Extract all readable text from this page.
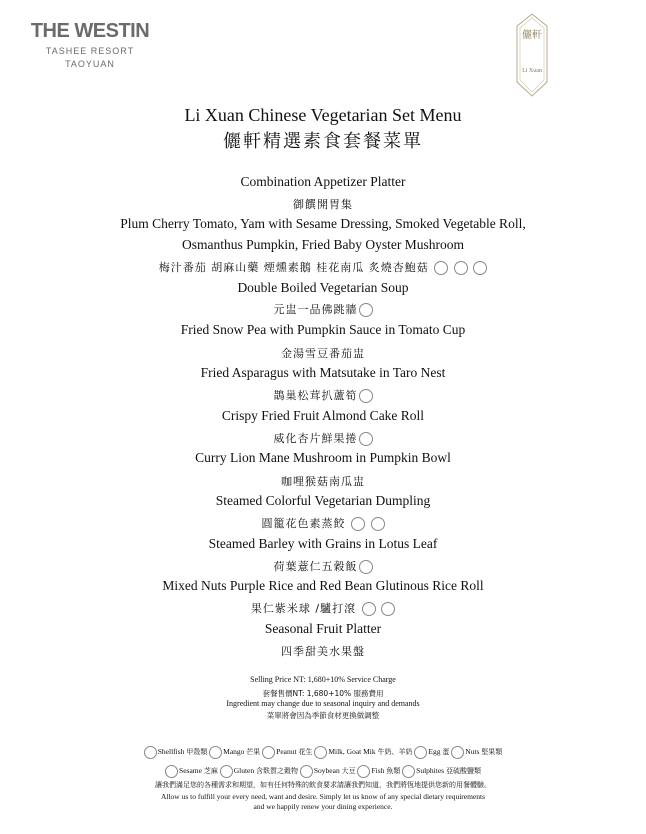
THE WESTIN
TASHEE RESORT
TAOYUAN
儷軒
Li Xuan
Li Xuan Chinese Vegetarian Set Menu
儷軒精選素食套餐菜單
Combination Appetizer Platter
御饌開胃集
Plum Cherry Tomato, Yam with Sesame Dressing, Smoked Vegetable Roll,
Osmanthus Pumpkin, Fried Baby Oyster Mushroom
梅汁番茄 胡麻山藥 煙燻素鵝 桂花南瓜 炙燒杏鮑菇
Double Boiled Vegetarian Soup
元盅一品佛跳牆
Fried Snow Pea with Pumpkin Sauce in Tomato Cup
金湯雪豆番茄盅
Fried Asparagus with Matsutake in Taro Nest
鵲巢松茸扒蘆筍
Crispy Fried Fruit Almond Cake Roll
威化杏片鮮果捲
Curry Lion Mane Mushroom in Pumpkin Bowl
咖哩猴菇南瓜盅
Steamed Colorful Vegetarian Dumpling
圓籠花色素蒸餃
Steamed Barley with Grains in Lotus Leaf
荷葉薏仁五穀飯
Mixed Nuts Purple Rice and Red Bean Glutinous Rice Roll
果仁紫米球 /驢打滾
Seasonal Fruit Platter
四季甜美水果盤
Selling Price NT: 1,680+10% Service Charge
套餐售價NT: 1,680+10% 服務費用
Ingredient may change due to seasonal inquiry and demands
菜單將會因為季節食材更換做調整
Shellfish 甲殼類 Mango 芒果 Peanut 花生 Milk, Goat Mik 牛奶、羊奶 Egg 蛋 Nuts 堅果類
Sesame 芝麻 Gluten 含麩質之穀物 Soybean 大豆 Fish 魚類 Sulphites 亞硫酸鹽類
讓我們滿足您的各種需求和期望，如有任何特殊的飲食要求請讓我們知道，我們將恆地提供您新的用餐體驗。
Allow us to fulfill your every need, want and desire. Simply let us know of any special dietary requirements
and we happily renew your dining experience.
============================================================
• **WHAT YOU ARE ASKED TO DO**: Copy the records above exactly, leaving out every picture.

• **SOLUTION TO THE PROBLEM**:
Extract all readable text from this page.
THE WESTIN
TASHEE RESORT
TAOYUAN
儷軒
Li Xuan
Li Xuan Chinese Vegetarian Set Menu
儷軒精選素食套餐菜單
Combination Appetizer Platter
御饌開胃集
Plum Cherry Tomato, Yam with Sesame Dressing, Smoked Vegetable Roll,
Osmanthus Pumpkin, Fried Baby Oyster Mushroom
梅汁番茄 胡麻山藥 煙燻素鵝 桂花南瓜 炙燒杏鮑菇
Double Boiled Vegetarian Soup
元盅一品佛跳牆
Fried Snow Pea with Pumpkin Sauce in Tomato Cup
金湯雪豆番茄盅
Fried Asparagus with Matsutake in Taro Nest
鵲巢松茸扒蘆筍
Crispy Fried Fruit Almond Cake Roll
威化杏片鮮果捲
Curry Lion Mane Mushroom in Pumpkin Bowl
咖哩猴菇南瓜盅
Steamed Colorful Vegetarian Dumpling
圓籠花色素蒸餃
Steamed Barley with Grains in Lotus Leaf
荷葉薏仁五穀飯
Mixed Nuts Purple Rice and Red Bean Glutinous Rice Roll
果仁紫米球 /驢打滾
Seasonal Fruit Platter
四季甜美水果盤
Selling Price NT: 1,680+10% Service Charge
套餐售價NT: 1,680+10% 服務費用
Ingredient may change due to seasonal inquiry and demands
菜單將會因為季節食材更換做調整
Shellfish 甲殼類 Mango 芒果 Peanut 花生 Milk, Goat Mik 牛奶、羊奶 Egg 蛋 Nuts 堅果類
Sesame 芝麻 Gluten 含麩質之穀物 Soybean 大豆 Fish 魚類 Sulphites 亞硫酸鹽類
讓我們滿足您的各種需求和期望，如有任何特殊的飲食要求請讓我們知道，我們將恆地提供您新的用餐體驗。
Allow us to fulfill your every need, want and desire. Simply let us know of any special dietary requirements
and we happily renew your dining experience.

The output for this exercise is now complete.